◆ Directions for this task:
Give every line of the data again, unchanged, but with no pictures.

◆ Data excerpts:
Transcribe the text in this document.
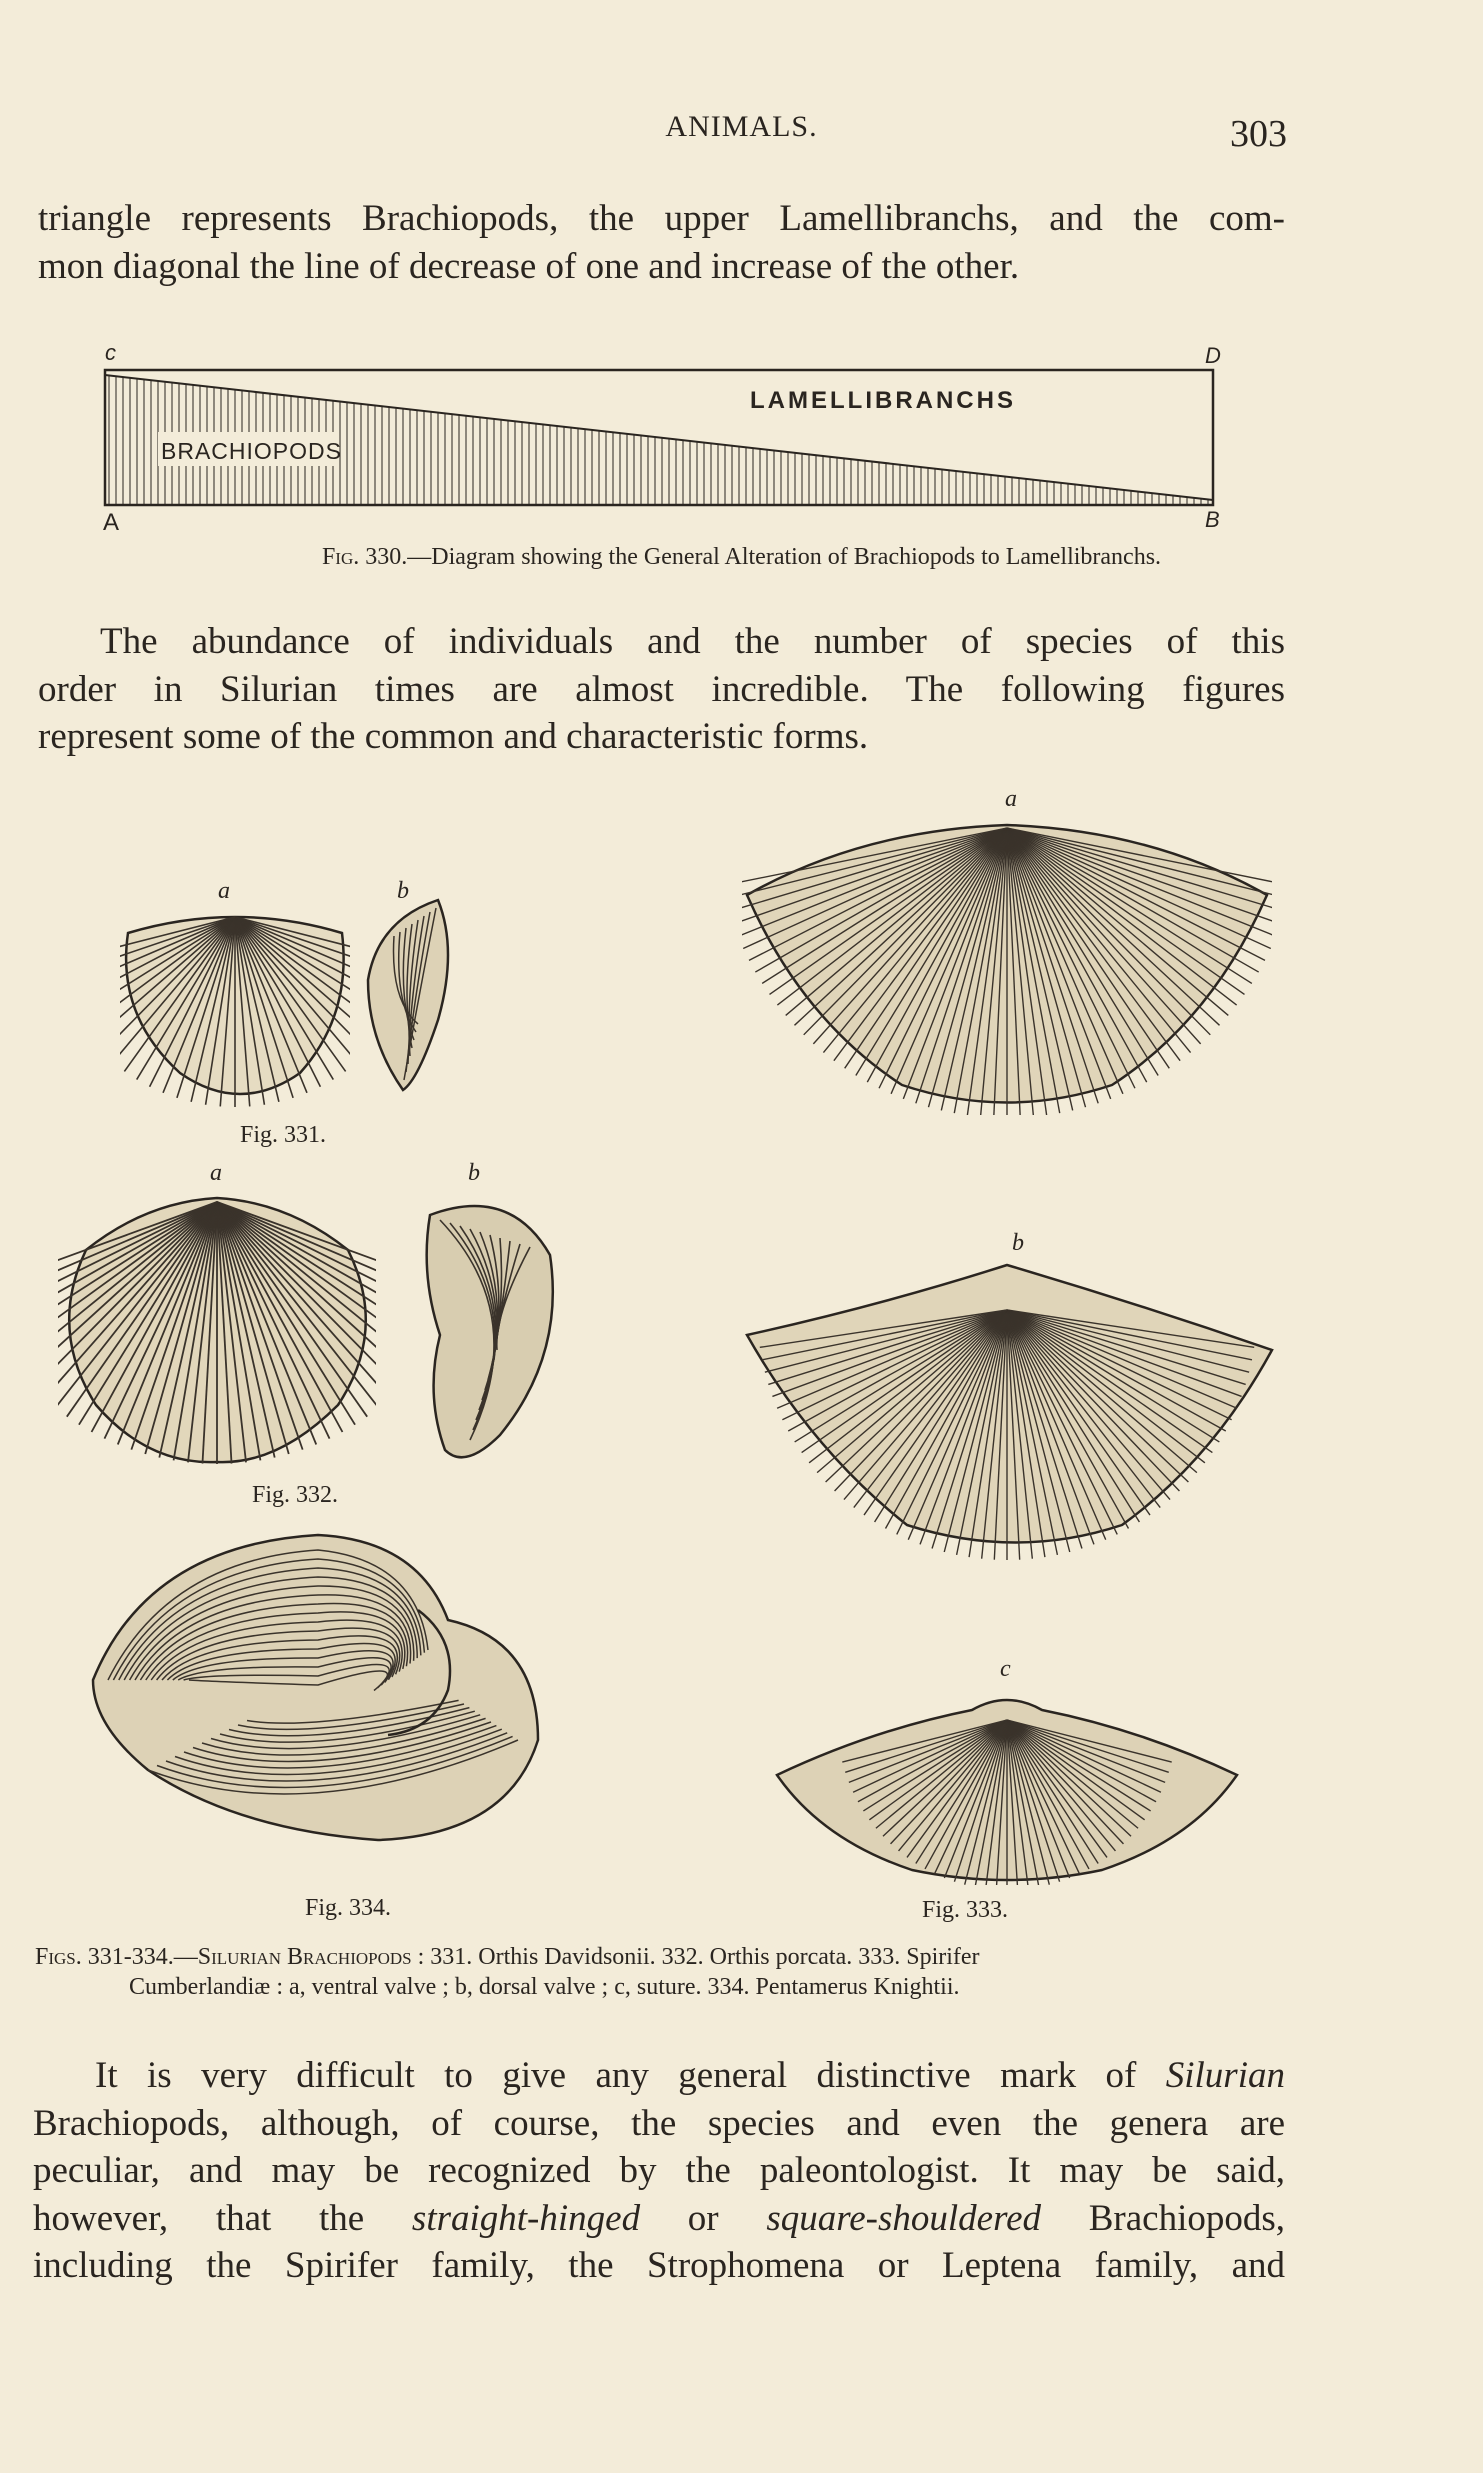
ANIMALS.	303
triangle represents Brachiopods, the upper Lamellibranchs, and the com-
mon diagonal the line of decrease of one and increase of the other.
c	D
A	B
LAMELLIBRANCHS
BRACHIOPODS
Fig. 330.—Diagram showing the General Alteration of Brachiopods to Lamellibranchs.
The abundance of individuals and the number of species of this
order in Silurian times are almost incredible. The following figures
represent some of the common and characteristic forms.
a	b
Fig. 331.
a	b
Fig. 332.
Fig. 334.
a
b
c
Fig. 333.
Figs. 331-334.—Silurian Brachiopods : 331. Orthis Davidsonii. 332. Orthis porcata. 333. Spirifer
Cumberlandiæ : a, ventral valve ; b, dorsal valve ; c, suture. 334. Pentamerus Knightii.
It is very difficult to give any general distinctive mark of Silurian
Brachiopods, although, of course, the species and even the genera are
peculiar, and may be recognized by the paleontologist. It may be said,
however, that the straight-hinged or square-shouldered Brachiopods,
including the Spirifer family, the Strophomena or Leptena family, and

◆ Output of the exercise:
Transcribe the text in this document.
ANIMALS.	303
triangle represents Brachiopods, the upper Lamellibranchs, and the com-
mon diagonal the line of decrease of one and increase of the other.
c	D
A	B
LAMELLIBRANCHS
BRACHIOPODS
Fig. 330.—Diagram showing the General Alteration of Brachiopods to Lamellibranchs.
The abundance of individuals and the number of species of this
order in Silurian times are almost incredible. The following figures
represent some of the common and characteristic forms.
a	b
Fig. 331.
a	b
Fig. 332.
Fig. 334.
a
b
c
Fig. 333.
Figs. 331-334.—Silurian Brachiopods : 331. Orthis Davidsonii. 332. Orthis porcata. 333. Spirifer
Cumberlandiæ : a, ventral valve ; b, dorsal valve ; c, suture. 334. Pentamerus Knightii.
It is very difficult to give any general distinctive mark of Silurian
Brachiopods, although, of course, the species and even the genera are
peculiar, and may be recognized by the paleontologist. It may be said,
however, that the straight-hinged or square-shouldered Brachiopods,
including the Spirifer family, the Strophomena or Leptena family, and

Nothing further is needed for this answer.